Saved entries
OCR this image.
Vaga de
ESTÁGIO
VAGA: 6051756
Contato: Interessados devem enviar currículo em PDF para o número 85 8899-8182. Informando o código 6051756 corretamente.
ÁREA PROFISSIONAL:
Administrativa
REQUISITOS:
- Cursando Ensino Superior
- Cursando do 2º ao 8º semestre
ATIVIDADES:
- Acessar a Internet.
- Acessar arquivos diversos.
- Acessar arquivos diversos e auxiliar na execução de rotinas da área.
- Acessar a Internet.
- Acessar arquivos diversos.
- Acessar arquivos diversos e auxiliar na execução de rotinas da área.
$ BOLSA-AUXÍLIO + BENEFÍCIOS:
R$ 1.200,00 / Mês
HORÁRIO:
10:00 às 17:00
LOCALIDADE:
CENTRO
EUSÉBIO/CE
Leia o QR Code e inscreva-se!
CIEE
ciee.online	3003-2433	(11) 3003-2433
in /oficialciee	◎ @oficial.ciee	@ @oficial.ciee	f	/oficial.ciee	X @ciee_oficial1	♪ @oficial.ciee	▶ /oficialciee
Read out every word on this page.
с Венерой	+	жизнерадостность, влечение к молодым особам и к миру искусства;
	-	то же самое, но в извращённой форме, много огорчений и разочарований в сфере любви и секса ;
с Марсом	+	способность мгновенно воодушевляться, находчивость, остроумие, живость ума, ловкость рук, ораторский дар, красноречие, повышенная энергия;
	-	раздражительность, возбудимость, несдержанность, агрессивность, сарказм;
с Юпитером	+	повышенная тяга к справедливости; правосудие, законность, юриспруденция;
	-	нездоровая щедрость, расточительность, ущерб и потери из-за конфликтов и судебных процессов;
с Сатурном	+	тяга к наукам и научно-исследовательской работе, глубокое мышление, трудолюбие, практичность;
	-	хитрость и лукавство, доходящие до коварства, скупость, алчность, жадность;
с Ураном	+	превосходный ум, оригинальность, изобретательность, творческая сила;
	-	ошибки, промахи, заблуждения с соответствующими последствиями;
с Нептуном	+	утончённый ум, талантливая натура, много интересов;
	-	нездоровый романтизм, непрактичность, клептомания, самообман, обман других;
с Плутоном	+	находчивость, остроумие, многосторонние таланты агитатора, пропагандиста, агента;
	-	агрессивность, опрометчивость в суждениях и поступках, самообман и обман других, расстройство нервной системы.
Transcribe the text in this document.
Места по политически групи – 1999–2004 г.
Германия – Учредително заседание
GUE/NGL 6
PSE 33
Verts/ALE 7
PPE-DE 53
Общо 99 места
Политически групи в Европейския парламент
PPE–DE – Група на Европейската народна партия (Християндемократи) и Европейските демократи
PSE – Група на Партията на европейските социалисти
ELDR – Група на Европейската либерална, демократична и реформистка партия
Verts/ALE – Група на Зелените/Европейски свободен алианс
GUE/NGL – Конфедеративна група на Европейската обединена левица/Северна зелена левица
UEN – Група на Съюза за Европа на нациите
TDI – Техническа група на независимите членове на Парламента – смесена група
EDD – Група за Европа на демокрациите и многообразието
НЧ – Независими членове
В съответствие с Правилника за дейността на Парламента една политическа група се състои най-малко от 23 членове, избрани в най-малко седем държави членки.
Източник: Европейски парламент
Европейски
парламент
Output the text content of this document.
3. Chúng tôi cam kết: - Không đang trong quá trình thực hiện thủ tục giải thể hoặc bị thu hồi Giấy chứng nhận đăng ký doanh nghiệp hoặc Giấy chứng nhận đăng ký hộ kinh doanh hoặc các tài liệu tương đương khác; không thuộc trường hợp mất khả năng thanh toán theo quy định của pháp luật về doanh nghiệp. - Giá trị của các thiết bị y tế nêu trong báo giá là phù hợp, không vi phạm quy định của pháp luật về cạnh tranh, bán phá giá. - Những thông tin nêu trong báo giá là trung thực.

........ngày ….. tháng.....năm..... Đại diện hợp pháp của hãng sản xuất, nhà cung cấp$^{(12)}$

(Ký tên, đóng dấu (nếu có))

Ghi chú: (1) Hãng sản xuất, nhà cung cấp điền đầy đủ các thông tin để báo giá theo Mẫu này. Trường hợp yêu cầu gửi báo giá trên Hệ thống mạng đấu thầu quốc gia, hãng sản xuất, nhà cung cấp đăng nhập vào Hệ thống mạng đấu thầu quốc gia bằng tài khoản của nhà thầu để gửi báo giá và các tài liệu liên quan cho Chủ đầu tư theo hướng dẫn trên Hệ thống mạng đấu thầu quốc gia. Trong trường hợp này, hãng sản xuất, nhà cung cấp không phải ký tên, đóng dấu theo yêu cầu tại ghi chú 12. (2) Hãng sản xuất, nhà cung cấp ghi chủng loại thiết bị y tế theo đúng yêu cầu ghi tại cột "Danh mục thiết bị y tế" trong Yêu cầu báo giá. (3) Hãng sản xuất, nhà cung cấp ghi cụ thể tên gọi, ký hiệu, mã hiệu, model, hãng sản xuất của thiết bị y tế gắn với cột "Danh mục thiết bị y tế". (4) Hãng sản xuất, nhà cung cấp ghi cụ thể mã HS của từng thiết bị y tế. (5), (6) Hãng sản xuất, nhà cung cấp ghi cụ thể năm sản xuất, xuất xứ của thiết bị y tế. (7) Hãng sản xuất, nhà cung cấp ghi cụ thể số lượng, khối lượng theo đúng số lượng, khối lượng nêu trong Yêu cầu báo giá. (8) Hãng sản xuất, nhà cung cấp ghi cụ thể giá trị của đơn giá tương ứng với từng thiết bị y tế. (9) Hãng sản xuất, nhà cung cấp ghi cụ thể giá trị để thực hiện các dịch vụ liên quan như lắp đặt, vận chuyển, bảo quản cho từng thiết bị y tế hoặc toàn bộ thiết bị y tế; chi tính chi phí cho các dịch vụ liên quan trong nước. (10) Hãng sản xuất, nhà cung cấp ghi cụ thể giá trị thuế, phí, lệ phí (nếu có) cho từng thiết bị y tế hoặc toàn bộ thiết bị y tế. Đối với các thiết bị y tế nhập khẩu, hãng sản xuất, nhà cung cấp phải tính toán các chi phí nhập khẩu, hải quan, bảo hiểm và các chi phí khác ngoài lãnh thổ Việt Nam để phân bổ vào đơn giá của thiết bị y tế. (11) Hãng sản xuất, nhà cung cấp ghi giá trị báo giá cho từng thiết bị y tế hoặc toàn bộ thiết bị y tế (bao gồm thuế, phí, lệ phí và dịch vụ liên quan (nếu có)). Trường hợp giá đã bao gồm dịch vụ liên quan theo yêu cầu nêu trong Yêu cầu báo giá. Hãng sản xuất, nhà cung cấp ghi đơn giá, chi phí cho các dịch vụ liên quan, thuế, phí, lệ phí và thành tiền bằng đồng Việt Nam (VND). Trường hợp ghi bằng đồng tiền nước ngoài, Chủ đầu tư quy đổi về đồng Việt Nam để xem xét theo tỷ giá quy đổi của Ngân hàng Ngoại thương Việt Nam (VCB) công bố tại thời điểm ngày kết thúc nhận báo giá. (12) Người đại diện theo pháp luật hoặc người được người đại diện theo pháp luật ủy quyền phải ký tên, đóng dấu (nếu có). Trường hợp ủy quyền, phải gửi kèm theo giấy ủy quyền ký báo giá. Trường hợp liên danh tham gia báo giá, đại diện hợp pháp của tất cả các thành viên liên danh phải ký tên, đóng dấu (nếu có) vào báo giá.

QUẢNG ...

OBJECTIVE. Find each line that has the word "document", then copy it out.

TASK RESULT.
Transcribe the text in this document.
Output the text content of this document.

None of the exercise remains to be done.